**Exercise passage**
○ ○ ○ ○

– Charlene Elsby, author of The Devil Thinks I’m Pretty and Violent Faculties
Dave Fitzgerald’s Troll is this year’s summer cringe read. Troll is a balls-out (literally), fevered wet dream that’s been nicely lubed up with drippy pop-culture references and human degradation exercises. Fitzgerald may or may not remind readers of writers named Chuck - Eddy, Klosterman, Palahniuk, Tingle - before they themselves end up ‘chuck’ing Troll into the garbage, where it maybe belongs. As for me, I found Troll to be highly entertaining (I read it while high), and I laughed (and even learned) a lot while rolling around in Fitzgerald’s soupy literary trash. Respect.
- Brian Alan Ellis, author of Hobbies You Enjoy
Dave Fitzgerald is a madman tapdancing on the wing of the 757 and Troll has all the charm of a Harmony Korine movie dubbed into Russian. In this pervasive character study, we go for a roll in the mud, bugs and all, breathing in the dank air and sowing discord, our filmy mouths wide and grinning along the way. Except this American Psycho lives for the age of the algorithm; Troll drags us kicking and screaming into the despicable interior of a professional clickbait artist a la Dante.
- Jason Teal, author of We Were Called Specimens
Fight Club for the Twitter generation. A bold, subversive punk rock debut that's as incisive and provocative as it is hilariously uncomfortable.

○ ○ ○ ○

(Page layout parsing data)
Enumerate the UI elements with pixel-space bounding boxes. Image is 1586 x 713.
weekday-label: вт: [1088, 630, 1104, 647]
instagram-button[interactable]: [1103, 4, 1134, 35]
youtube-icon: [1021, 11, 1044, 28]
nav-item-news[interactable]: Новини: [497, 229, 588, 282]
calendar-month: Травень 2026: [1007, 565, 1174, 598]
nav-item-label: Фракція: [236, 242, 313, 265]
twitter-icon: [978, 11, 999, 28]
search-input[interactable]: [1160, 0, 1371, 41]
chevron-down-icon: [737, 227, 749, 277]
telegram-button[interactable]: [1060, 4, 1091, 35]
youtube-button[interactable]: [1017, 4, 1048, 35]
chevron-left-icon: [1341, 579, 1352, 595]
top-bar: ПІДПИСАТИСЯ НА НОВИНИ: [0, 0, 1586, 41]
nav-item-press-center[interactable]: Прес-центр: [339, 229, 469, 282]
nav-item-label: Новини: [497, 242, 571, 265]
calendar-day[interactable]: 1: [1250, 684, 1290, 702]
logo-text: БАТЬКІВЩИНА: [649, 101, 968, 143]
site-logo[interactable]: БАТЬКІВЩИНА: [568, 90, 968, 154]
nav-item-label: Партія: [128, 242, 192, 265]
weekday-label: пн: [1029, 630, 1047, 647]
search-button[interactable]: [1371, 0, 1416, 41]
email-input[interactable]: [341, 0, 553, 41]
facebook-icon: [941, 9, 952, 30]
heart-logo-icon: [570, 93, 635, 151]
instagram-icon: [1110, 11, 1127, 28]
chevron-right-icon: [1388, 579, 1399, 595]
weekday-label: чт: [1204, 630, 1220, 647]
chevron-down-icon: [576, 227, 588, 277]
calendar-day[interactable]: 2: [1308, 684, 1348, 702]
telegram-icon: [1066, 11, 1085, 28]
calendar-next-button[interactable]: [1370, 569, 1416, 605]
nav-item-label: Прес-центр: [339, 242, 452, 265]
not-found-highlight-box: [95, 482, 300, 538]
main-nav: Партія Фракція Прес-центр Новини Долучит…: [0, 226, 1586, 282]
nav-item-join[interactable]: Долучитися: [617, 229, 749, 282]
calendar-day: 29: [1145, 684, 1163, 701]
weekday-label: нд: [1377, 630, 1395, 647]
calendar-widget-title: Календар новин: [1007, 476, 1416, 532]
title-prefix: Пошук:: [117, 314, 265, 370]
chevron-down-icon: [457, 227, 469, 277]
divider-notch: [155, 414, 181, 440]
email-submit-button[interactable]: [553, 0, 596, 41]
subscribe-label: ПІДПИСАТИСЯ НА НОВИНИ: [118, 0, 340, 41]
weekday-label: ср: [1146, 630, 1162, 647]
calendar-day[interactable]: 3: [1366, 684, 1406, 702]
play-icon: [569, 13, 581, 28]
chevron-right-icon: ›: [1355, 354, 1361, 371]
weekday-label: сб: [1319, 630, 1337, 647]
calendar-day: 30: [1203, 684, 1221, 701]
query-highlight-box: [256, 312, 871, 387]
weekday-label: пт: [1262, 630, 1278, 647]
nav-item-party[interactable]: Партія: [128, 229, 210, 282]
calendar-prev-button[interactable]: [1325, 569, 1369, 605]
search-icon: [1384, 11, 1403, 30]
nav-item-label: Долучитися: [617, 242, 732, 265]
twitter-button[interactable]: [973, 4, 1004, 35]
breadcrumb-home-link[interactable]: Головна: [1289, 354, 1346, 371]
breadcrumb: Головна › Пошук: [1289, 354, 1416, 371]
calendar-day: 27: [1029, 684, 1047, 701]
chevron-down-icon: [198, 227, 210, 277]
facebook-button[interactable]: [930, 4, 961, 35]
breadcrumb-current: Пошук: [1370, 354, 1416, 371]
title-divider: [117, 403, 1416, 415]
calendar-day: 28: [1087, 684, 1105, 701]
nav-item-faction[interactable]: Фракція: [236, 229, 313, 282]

○ ○ ○ ○

**Exercises**
a) According to the blurbs for Troll, which book is Jason Teal the author of?
b) List the surnames of all the writers named Chuck whom the blurbs for Troll mention.
The listing comes from a separate source.

**Task answers**
a) We Were Called Specimens

b) Eddy, Klosterman, Palahniuk, Tingle